__Objective__:
Revise the lines between the ones holding "nav-more-label: 더 보기" and "person-icon <box>1113 336 1124 348</box>", inclusive, substituting "card-emblem" for "card-logo" and keeping everything else the same.

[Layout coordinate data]

— Begin —

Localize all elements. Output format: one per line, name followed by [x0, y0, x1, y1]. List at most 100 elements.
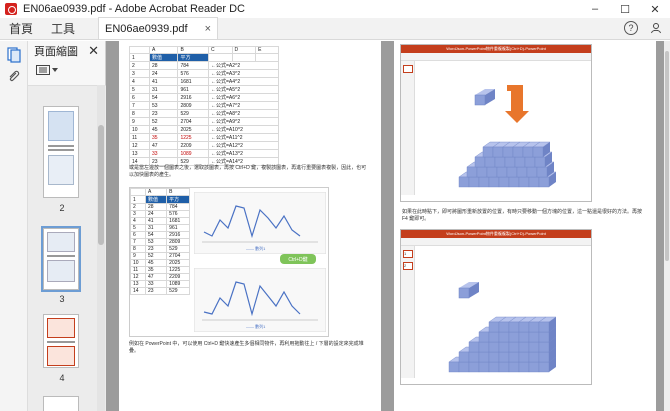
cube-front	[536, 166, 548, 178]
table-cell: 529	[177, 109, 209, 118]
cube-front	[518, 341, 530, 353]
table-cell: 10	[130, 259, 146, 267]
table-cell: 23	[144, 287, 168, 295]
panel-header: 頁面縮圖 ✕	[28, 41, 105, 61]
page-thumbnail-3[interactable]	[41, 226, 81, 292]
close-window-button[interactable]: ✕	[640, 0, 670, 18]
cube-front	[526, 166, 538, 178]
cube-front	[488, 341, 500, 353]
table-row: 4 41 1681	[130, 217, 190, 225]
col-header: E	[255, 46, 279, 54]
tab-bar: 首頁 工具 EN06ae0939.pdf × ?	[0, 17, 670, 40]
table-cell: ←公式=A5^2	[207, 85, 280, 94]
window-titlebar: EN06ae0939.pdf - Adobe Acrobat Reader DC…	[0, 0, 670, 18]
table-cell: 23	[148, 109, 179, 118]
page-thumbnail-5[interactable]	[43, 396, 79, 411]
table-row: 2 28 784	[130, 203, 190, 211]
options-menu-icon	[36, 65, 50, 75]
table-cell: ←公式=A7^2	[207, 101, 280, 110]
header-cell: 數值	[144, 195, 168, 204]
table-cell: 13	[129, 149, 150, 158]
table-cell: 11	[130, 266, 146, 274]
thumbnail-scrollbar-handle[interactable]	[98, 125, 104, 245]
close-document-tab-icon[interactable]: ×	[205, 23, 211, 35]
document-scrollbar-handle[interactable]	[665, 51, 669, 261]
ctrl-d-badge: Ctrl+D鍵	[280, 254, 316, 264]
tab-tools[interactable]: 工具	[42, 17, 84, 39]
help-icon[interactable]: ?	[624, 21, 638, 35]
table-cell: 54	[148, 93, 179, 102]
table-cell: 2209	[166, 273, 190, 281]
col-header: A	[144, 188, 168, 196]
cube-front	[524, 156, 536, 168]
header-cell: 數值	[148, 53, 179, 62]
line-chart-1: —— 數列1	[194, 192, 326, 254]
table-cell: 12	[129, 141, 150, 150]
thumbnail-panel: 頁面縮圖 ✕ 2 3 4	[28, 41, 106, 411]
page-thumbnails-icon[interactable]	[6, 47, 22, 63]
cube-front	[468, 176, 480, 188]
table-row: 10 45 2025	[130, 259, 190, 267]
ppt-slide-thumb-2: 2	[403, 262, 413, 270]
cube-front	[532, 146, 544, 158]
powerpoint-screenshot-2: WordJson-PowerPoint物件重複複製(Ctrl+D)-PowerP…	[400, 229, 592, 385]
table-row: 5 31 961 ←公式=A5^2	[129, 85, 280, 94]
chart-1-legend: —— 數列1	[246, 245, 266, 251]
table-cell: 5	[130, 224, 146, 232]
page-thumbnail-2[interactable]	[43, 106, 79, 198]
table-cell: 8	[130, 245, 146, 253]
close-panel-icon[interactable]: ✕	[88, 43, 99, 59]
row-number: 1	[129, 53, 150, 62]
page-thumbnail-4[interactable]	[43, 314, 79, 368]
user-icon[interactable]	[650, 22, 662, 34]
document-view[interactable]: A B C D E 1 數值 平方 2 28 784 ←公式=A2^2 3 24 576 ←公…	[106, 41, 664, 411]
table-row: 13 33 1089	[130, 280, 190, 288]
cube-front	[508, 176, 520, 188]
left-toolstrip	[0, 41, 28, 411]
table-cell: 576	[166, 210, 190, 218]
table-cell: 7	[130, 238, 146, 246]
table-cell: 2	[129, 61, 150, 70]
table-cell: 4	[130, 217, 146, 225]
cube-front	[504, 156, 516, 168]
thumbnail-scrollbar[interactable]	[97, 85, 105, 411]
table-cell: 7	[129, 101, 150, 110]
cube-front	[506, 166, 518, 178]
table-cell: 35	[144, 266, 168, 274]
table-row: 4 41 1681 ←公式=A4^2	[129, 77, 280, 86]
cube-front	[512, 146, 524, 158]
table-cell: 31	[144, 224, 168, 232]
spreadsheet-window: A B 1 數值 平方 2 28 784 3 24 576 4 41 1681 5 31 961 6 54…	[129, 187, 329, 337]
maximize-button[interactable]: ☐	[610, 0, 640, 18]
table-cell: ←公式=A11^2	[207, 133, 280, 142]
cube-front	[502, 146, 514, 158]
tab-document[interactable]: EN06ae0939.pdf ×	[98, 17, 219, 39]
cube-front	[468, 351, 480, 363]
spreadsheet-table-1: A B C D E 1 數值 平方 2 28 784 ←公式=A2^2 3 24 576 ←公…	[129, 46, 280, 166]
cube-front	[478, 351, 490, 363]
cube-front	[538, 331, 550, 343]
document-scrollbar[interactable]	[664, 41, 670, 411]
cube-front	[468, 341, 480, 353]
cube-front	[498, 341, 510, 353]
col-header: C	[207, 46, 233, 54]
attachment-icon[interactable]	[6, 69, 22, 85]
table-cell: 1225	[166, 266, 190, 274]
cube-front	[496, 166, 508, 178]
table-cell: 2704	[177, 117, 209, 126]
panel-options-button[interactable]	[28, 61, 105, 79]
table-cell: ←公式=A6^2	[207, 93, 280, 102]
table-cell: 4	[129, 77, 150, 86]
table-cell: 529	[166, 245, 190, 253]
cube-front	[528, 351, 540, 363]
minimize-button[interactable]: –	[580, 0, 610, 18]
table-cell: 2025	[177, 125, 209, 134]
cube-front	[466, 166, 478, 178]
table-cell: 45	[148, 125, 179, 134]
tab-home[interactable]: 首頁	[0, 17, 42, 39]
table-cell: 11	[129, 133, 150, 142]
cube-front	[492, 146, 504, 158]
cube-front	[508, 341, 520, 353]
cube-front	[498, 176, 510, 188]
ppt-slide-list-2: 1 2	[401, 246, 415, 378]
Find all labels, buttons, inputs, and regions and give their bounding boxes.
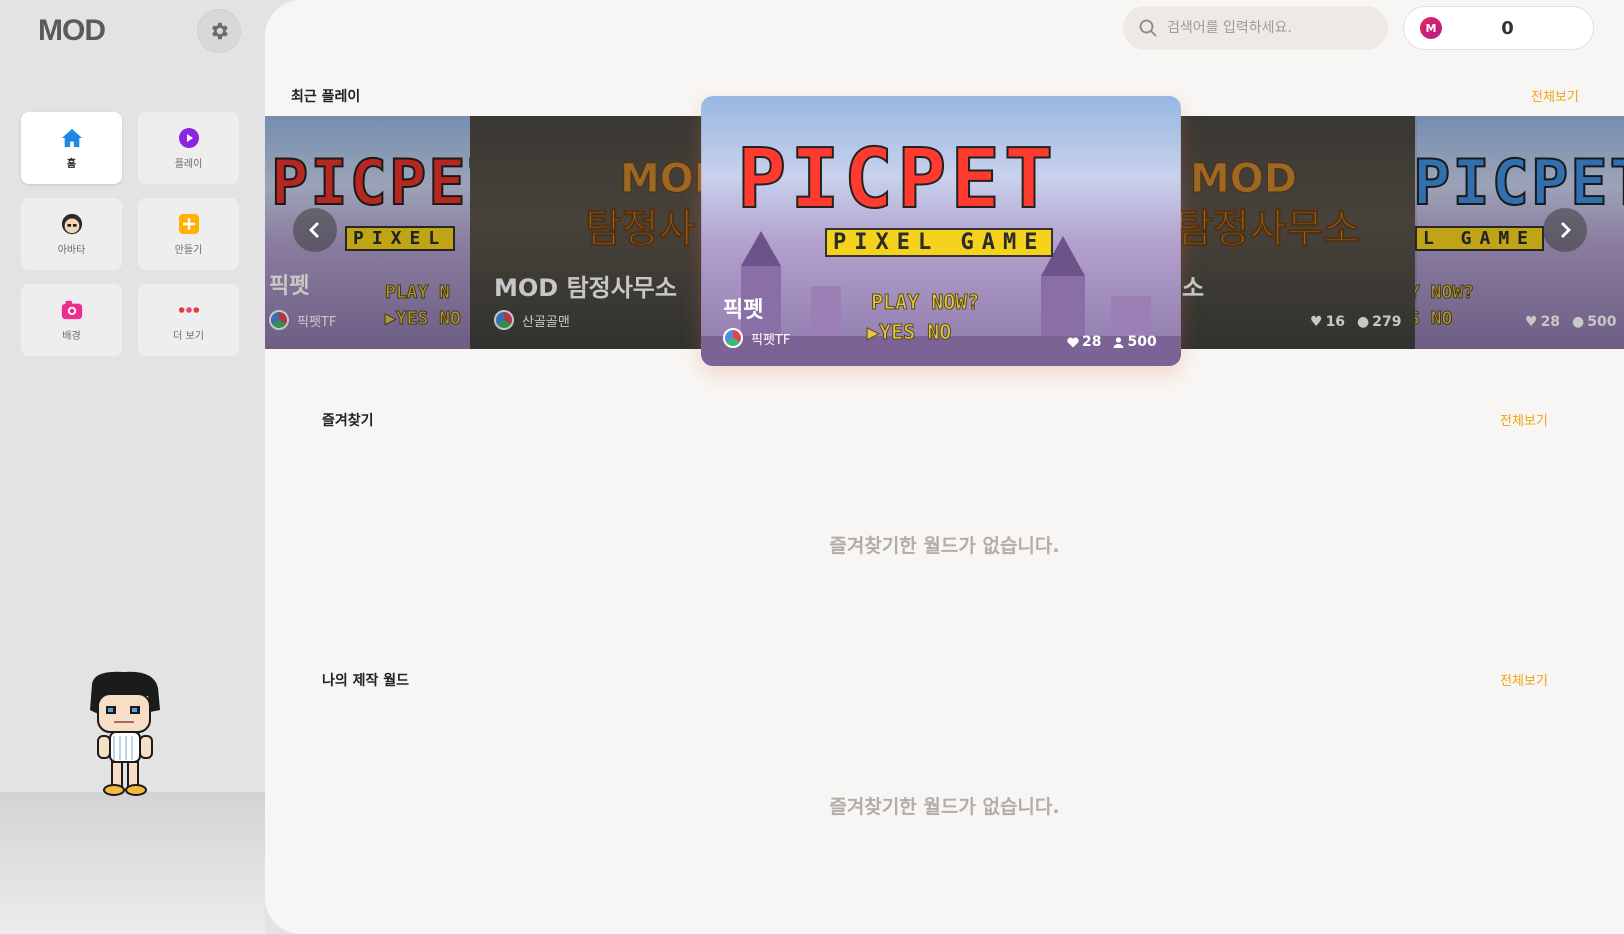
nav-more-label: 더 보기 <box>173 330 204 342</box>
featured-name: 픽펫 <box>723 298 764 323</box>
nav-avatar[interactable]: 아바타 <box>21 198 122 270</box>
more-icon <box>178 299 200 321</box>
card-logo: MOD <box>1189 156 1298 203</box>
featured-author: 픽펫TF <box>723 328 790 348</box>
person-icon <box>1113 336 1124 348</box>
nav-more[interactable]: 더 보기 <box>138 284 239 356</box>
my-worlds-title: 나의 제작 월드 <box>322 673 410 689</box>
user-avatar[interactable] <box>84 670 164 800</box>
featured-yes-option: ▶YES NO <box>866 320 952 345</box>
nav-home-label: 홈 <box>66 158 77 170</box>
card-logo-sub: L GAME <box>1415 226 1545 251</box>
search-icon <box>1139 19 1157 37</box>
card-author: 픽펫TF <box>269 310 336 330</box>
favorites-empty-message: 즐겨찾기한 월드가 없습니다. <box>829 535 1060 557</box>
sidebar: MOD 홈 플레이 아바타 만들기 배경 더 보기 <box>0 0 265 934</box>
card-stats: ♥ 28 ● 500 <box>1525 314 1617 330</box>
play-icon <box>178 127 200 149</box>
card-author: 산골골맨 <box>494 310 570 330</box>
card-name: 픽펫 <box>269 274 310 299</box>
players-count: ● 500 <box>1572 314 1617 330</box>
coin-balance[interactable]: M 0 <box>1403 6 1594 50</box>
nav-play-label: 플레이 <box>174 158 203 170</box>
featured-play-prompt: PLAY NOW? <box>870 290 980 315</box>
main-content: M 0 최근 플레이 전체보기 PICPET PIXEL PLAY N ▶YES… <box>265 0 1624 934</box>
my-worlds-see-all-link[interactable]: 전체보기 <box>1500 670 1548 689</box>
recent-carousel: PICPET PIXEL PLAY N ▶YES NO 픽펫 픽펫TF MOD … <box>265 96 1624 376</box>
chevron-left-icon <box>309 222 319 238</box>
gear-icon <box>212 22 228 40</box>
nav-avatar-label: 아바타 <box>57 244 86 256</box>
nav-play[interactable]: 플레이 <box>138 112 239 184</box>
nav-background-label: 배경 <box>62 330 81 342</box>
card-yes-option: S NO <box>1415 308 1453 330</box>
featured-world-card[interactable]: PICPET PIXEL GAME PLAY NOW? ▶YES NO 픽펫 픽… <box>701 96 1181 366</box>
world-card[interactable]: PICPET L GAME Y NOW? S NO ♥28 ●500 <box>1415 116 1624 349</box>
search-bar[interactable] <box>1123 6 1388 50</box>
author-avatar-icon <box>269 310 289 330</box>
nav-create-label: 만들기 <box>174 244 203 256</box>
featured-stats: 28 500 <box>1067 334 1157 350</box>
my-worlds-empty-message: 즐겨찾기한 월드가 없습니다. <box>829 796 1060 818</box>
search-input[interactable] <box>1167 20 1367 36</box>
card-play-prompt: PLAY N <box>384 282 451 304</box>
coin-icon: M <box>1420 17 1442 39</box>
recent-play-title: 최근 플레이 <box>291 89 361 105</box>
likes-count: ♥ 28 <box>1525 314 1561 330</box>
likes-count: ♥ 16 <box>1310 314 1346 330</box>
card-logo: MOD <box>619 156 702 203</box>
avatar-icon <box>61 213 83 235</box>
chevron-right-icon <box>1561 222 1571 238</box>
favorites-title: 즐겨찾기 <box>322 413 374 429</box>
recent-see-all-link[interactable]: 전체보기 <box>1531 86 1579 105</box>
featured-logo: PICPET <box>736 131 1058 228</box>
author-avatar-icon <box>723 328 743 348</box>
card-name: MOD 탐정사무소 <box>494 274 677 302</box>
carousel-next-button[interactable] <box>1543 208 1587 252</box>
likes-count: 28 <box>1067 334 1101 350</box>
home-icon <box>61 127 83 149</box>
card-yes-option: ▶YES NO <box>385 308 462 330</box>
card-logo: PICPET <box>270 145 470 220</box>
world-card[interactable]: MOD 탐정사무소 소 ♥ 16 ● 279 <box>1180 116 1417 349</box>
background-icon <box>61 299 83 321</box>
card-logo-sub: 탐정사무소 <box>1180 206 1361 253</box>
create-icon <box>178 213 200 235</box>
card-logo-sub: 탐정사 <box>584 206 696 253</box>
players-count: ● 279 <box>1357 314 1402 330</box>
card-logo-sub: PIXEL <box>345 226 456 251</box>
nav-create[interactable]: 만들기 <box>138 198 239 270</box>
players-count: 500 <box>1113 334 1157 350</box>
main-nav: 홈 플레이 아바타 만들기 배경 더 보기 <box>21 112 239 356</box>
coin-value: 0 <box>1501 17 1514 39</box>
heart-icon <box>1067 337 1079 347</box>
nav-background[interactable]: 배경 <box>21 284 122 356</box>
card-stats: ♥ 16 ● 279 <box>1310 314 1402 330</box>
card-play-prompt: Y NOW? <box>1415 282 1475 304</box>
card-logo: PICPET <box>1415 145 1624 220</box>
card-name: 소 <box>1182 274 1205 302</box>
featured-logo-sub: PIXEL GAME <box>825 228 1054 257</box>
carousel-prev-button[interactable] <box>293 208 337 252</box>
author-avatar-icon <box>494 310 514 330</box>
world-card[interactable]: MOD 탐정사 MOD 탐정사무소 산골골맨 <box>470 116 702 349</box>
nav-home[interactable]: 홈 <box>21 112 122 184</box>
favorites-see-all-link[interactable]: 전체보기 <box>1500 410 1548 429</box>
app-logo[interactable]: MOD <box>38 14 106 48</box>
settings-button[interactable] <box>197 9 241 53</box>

— End —

__The answer__:
nav-more-label: 더 보기 <box>173 330 204 342</box>
featured-name: 픽펫 <box>723 298 764 323</box>
nav-avatar[interactable]: 아바타 <box>21 198 122 270</box>
more-icon <box>178 299 200 321</box>
card-emblem: MOD <box>1189 156 1298 203</box>
featured-author: 픽펫TF <box>723 328 790 348</box>
person-icon <box>1113 336 1124 348</box>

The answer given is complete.